What you will do - Quote the records that follow in full, leaving the pictures out.

Extracts from a graphics dataset:
* begin *

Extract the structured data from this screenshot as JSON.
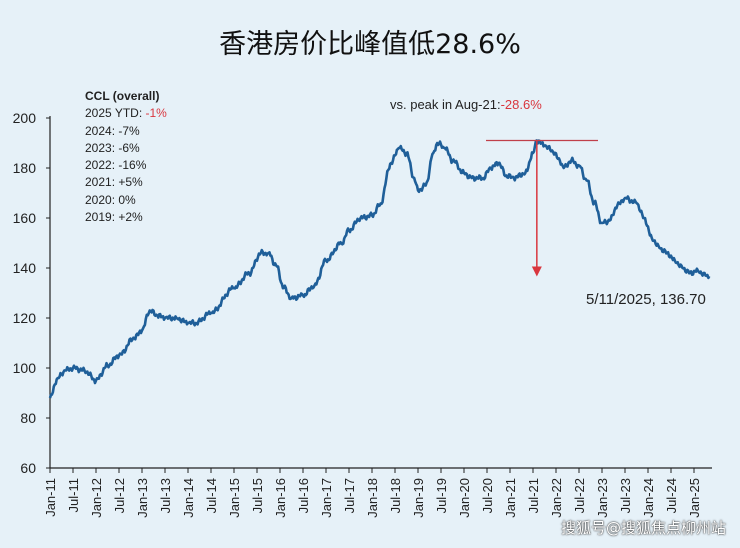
{
  "title": "香港房价比峰值低28.6%",
  "watermark": "搜狐号@搜狐焦点柳州站",
  "chart_data": {
    "type": "line",
    "title": "香港房价比峰值低28.6%",
    "series_name": "CCL (overall)",
    "xlabel": "",
    "ylabel": "",
    "ylim": [
      60,
      200
    ],
    "yticks": [
      60,
      80,
      100,
      120,
      140,
      160,
      180,
      200
    ],
    "xticks": [
      "Jan-11",
      "Jul-11",
      "Jan-12",
      "Jul-12",
      "Jan-13",
      "Jul-13",
      "Jan-14",
      "Jul-14",
      "Jan-15",
      "Jul-15",
      "Jan-16",
      "Jul-16",
      "Jan-17",
      "Jul-17",
      "Jan-18",
      "Jul-18",
      "Jan-19",
      "Jul-19",
      "Jan-20",
      "Jul-20",
      "Jan-21",
      "Jul-21",
      "Jan-22",
      "Jul-22",
      "Jan-23",
      "Jul-23",
      "Jan-24",
      "Jul-24",
      "Jan-25"
    ],
    "x_unit": "months since Jan-2011",
    "points": [
      [
        0,
        88
      ],
      [
        2,
        96
      ],
      [
        4,
        99
      ],
      [
        6,
        100
      ],
      [
        9,
        99
      ],
      [
        12,
        95
      ],
      [
        15,
        101
      ],
      [
        18,
        105
      ],
      [
        22,
        112
      ],
      [
        24,
        115
      ],
      [
        26,
        123
      ],
      [
        28,
        121
      ],
      [
        30,
        120
      ],
      [
        33,
        120
      ],
      [
        36,
        118
      ],
      [
        38,
        118
      ],
      [
        42,
        122
      ],
      [
        48,
        132
      ],
      [
        52,
        138
      ],
      [
        55,
        146
      ],
      [
        57,
        146
      ],
      [
        59,
        141
      ],
      [
        61,
        132
      ],
      [
        63,
        128
      ],
      [
        66,
        129
      ],
      [
        69,
        133
      ],
      [
        72,
        143
      ],
      [
        76,
        150
      ],
      [
        78,
        155
      ],
      [
        81,
        160
      ],
      [
        84,
        161
      ],
      [
        86,
        165
      ],
      [
        89,
        182
      ],
      [
        91,
        188
      ],
      [
        93,
        186
      ],
      [
        95,
        176
      ],
      [
        96,
        171
      ],
      [
        98,
        173
      ],
      [
        100,
        186
      ],
      [
        101,
        190
      ],
      [
        103,
        188
      ],
      [
        105,
        183
      ],
      [
        108,
        178
      ],
      [
        110,
        176
      ],
      [
        113,
        176
      ],
      [
        115,
        180
      ],
      [
        117,
        182
      ],
      [
        119,
        177
      ],
      [
        121,
        176
      ],
      [
        124,
        178
      ],
      [
        126,
        186
      ],
      [
        127,
        191
      ],
      [
        129,
        189
      ],
      [
        131,
        187
      ],
      [
        133,
        183
      ],
      [
        134,
        180
      ],
      [
        136,
        183
      ],
      [
        138,
        181
      ],
      [
        140,
        175
      ],
      [
        142,
        166
      ],
      [
        144,
        158
      ],
      [
        146,
        159
      ],
      [
        148,
        165
      ],
      [
        150,
        168
      ],
      [
        153,
        166
      ],
      [
        155,
        160
      ],
      [
        157,
        152
      ],
      [
        159,
        148
      ],
      [
        161,
        146
      ],
      [
        163,
        143
      ],
      [
        165,
        140
      ],
      [
        167,
        138
      ],
      [
        169,
        139
      ],
      [
        171,
        137
      ],
      [
        172,
        136.7
      ]
    ],
    "color": "#1f5f99",
    "legend": {
      "header": "CCL (overall)",
      "rows": [
        {
          "label": "2025 YTD: ",
          "value": "-1%",
          "highlight": true
        },
        {
          "label": "2024: ",
          "value": "-7%"
        },
        {
          "label": "2023: ",
          "value": "-6%"
        },
        {
          "label": "2022: ",
          "value": "-16%"
        },
        {
          "label": "2021: ",
          "value": "+5%"
        },
        {
          "label": "2020: ",
          "value": "0%"
        },
        {
          "label": "2019: ",
          "value": "+2%"
        }
      ]
    },
    "annotations": {
      "peak_label": "vs. peak in Aug-21:",
      "peak_value": "-28.6%",
      "peak_month": 127,
      "peak_level": 191,
      "arrow_to_level": 137,
      "last_label": "5/11/2025, 136.70"
    }
  }
}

* end *

Solution to this task -
Extract the structured data from this screenshot as JSON.
{
  "title": "香港房价比峰值低28.6%",
  "watermark": "搜狐号@搜狐焦点柳州站",
  "chart_data": {
    "type": "line",
    "title": "香港房价比峰值低28.6%",
    "series_name": "CCL (overall)",
    "xlabel": "",
    "ylabel": "",
    "ylim": [
      60,
      200
    ],
    "yticks": [
      60,
      80,
      100,
      120,
      140,
      160,
      180,
      200
    ],
    "xticks": [
      "Jan-11",
      "Jul-11",
      "Jan-12",
      "Jul-12",
      "Jan-13",
      "Jul-13",
      "Jan-14",
      "Jul-14",
      "Jan-15",
      "Jul-15",
      "Jan-16",
      "Jul-16",
      "Jan-17",
      "Jul-17",
      "Jan-18",
      "Jul-18",
      "Jan-19",
      "Jul-19",
      "Jan-20",
      "Jul-20",
      "Jan-21",
      "Jul-21",
      "Jan-22",
      "Jul-22",
      "Jan-23",
      "Jul-23",
      "Jan-24",
      "Jul-24",
      "Jan-25"
    ],
    "x_unit": "months since Jan-2011",
    "points": [
      [
        0,
        88
      ],
      [
        2,
        96
      ],
      [
        4,
        99
      ],
      [
        6,
        100
      ],
      [
        9,
        99
      ],
      [
        12,
        95
      ],
      [
        15,
        101
      ],
      [
        18,
        105
      ],
      [
        22,
        112
      ],
      [
        24,
        115
      ],
      [
        26,
        123
      ],
      [
        28,
        121
      ],
      [
        30,
        120
      ],
      [
        33,
        120
      ],
      [
        36,
        118
      ],
      [
        38,
        118
      ],
      [
        42,
        122
      ],
      [
        48,
        132
      ],
      [
        52,
        138
      ],
      [
        55,
        146
      ],
      [
        57,
        146
      ],
      [
        59,
        141
      ],
      [
        61,
        132
      ],
      [
        63,
        128
      ],
      [
        66,
        129
      ],
      [
        69,
        133
      ],
      [
        72,
        143
      ],
      [
        76,
        150
      ],
      [
        78,
        155
      ],
      [
        81,
        160
      ],
      [
        84,
        161
      ],
      [
        86,
        165
      ],
      [
        89,
        182
      ],
      [
        91,
        188
      ],
      [
        93,
        186
      ],
      [
        95,
        176
      ],
      [
        96,
        171
      ],
      [
        98,
        173
      ],
      [
        100,
        186
      ],
      [
        101,
        190
      ],
      [
        103,
        188
      ],
      [
        105,
        183
      ],
      [
        108,
        178
      ],
      [
        110,
        176
      ],
      [
        113,
        176
      ],
      [
        115,
        180
      ],
      [
        117,
        182
      ],
      [
        119,
        177
      ],
      [
        121,
        176
      ],
      [
        124,
        178
      ],
      [
        126,
        186
      ],
      [
        127,
        191
      ],
      [
        129,
        189
      ],
      [
        131,
        187
      ],
      [
        133,
        183
      ],
      [
        134,
        180
      ],
      [
        136,
        183
      ],
      [
        138,
        181
      ],
      [
        140,
        175
      ],
      [
        142,
        166
      ],
      [
        144,
        158
      ],
      [
        146,
        159
      ],
      [
        148,
        165
      ],
      [
        150,
        168
      ],
      [
        153,
        166
      ],
      [
        155,
        160
      ],
      [
        157,
        152
      ],
      [
        159,
        148
      ],
      [
        161,
        146
      ],
      [
        163,
        143
      ],
      [
        165,
        140
      ],
      [
        167,
        138
      ],
      [
        169,
        139
      ],
      [
        171,
        137
      ],
      [
        172,
        136.7
      ]
    ],
    "color": "#1f5f99",
    "legend": {
      "header": "CCL (overall)",
      "rows": [
        {
          "label": "2025 YTD: ",
          "value": "-1%",
          "highlight": true
        },
        {
          "label": "2024: ",
          "value": "-7%"
        },
        {
          "label": "2023: ",
          "value": "-6%"
        },
        {
          "label": "2022: ",
          "value": "-16%"
        },
        {
          "label": "2021: ",
          "value": "+5%"
        },
        {
          "label": "2020: ",
          "value": "0%"
        },
        {
          "label": "2019: ",
          "value": "+2%"
        }
      ]
    },
    "annotations": {
      "peak_label": "vs. peak in Aug-21:",
      "peak_value": "-28.6%",
      "peak_month": 127,
      "peak_level": 191,
      "arrow_to_level": 137,
      "last_label": "5/11/2025, 136.70"
    }
  }
}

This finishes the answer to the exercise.